Quoted passage ▸
****

Categories: food and farming, writing

With issues around food transport and production becoming more and more obvious Ben takes a look at his local situation and the importance of our nutrition and asks why not do something different?

Down at my local shop, I am regularly discouraged: wilting fruit and veg and watery bacon to one side, row upon row of pre-cooked meals lining dusty shelves on the other.

Throw in a blast of strip lighting and a bored shop assistant, and it's little wonder that most customers only seem to pop in for an anaesthetic top up: fags, booze, tabloid gossip and dreams of lottery riches.

Happy shoppers they are most emphatically not.

This regular discouragement got me thinking about why we actually work in the first place.

Work to live or live to work?

The most prevalent (and most widely denied!) answer - to make money - was soon ruled out: it is short-termist, sickens the planet and stretches the gap between rich and poor. Never, we might paraphrase, have so many been so dissatisfied with so much.

****

Extracted material ▸
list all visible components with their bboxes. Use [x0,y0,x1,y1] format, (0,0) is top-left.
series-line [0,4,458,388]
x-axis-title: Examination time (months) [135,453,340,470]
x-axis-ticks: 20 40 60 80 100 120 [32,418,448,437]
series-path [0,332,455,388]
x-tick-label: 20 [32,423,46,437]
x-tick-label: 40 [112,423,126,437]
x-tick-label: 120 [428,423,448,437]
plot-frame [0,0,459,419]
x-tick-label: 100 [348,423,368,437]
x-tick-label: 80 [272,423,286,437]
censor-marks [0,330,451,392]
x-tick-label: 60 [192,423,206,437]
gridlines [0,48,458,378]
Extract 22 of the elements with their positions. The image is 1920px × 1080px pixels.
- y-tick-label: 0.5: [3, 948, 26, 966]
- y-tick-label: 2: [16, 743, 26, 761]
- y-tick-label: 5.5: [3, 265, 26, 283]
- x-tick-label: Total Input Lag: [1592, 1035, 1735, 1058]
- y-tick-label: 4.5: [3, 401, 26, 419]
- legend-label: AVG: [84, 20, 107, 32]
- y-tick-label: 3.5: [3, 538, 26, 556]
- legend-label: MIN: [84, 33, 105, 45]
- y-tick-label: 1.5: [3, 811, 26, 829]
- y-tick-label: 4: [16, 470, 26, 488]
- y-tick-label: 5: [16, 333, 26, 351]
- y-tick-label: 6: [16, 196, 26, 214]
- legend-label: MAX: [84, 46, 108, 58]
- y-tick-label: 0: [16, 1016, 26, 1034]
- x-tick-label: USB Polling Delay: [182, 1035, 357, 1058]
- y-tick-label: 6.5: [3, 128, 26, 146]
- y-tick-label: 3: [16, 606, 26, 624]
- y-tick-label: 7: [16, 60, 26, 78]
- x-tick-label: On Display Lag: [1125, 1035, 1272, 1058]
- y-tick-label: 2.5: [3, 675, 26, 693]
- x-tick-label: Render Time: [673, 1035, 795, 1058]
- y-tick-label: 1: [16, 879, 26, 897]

****

Goal ▸
Echo the passage on shopping locally and why we work, from the words with "The most prevalent" through "with so much.", word for word. The rows have no connection to the text.

Task output ▸
The most prevalent (and most widely denied!) answer - to make money - was soon ruled out: it is short-termist, sickens the planet and stretches the gap between rich and poor. Never, we might paraphrase, have so many been so dissatisfied with so much.